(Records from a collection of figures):
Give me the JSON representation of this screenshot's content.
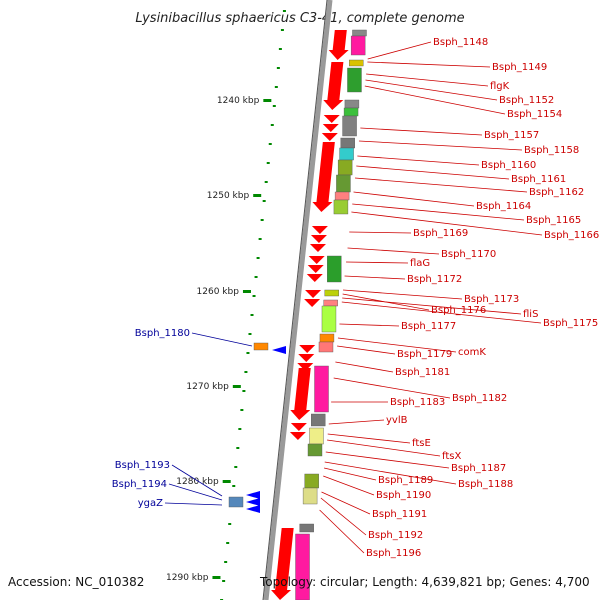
{
  "title": "Lysinibacillus sphaericus C3-41, complete genome",
  "footer": {
    "accession": "Accession: NC_010382",
    "topology": "Topology: circular; Length: 4,639,821 bp; Genes: 4,700"
  },
  "scale_labels": [
    "1240 kbp",
    "1250 kbp",
    "1260 kbp",
    "1270 kbp",
    "1280 kbp",
    "1290 kbp"
  ],
  "gene_labels_right": [
    "Bsph_1148",
    "Bsph_1149",
    "flgK",
    "Bsph_1152",
    "Bsph_1154",
    "Bsph_1157",
    "Bsph_1158",
    "Bsph_1160",
    "Bsph_1161",
    "Bsph_1162",
    "Bsph_1164",
    "Bsph_1165",
    "Bsph_1166",
    "Bsph_1169",
    "Bsph_1170",
    "flaG",
    "Bsph_1172",
    "Bsph_1173",
    "Bsph_1176",
    "fliS",
    "Bsph_1175",
    "Bsph_1177",
    "comK",
    "Bsph_1179",
    "Bsph_1181",
    "Bsph_1182",
    "Bsph_1183",
    "yvlB",
    "ftsE",
    "ftsX",
    "Bsph_1187",
    "Bsph_1188",
    "Bsph_1189",
    "Bsph_1190",
    "Bsph_1191",
    "Bsph_1192",
    "Bsph_1196"
  ],
  "gene_labels_left": [
    "Bsph_1180",
    "Bsph_1193",
    "Bsph_1194",
    "ygaZ"
  ],
  "colors": {
    "backbone": "#888888",
    "forward_arrow": "#ff0000",
    "reverse_arrow": "#0000ff",
    "right_label": "#cc0000",
    "left_label": "#000099",
    "tick": "#008800"
  }
}
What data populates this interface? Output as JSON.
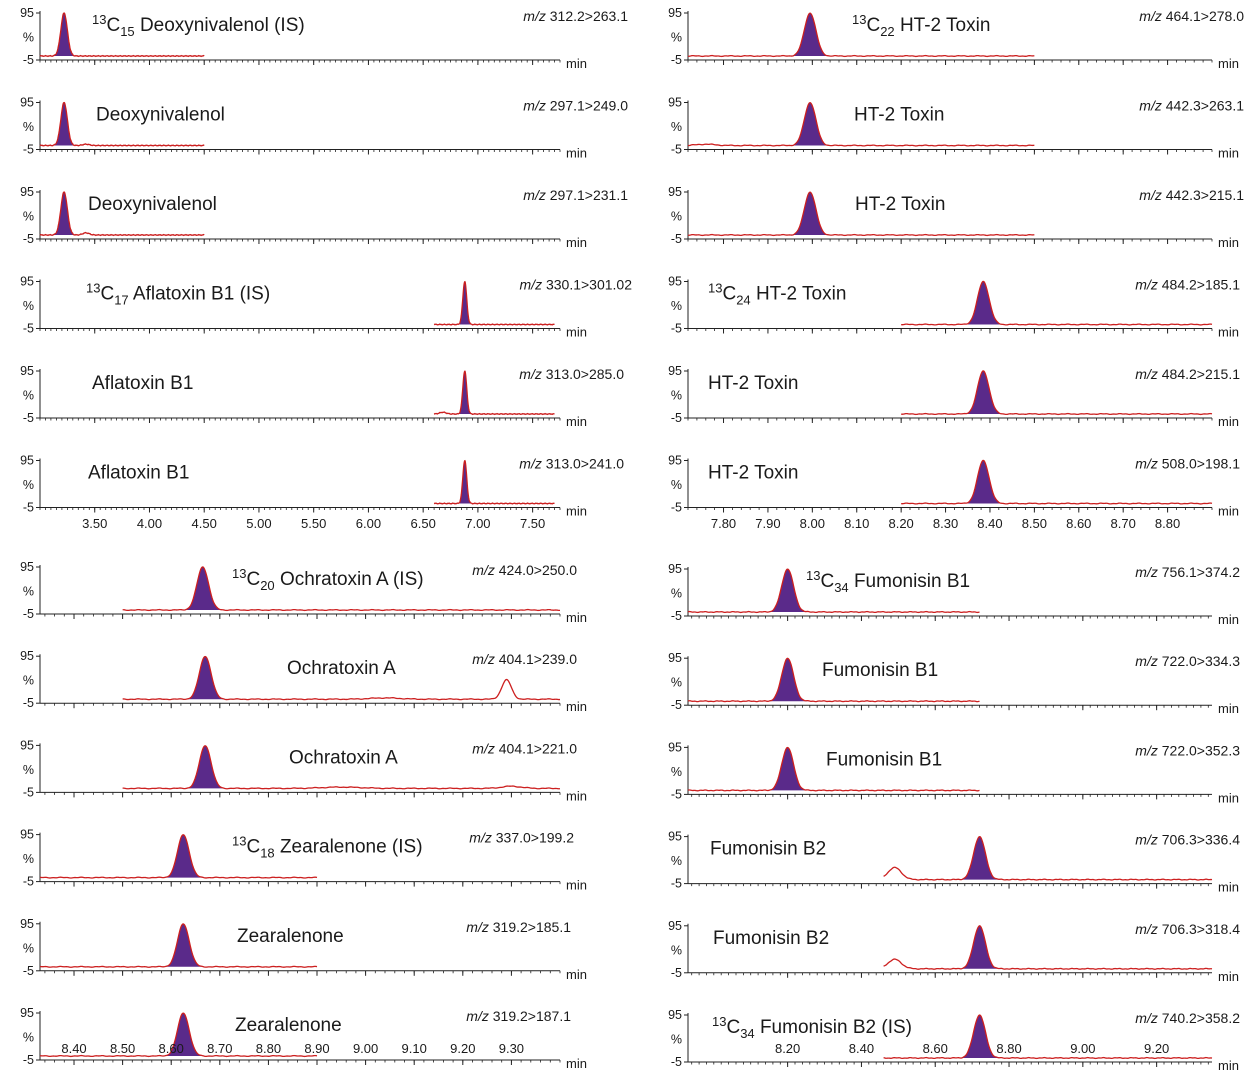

(What you will do): Copy each line above that has the word "this".

(Reply to the task):
Give me the JSON representation of this screenshot's content.
What data populates this interface? Output as JSON.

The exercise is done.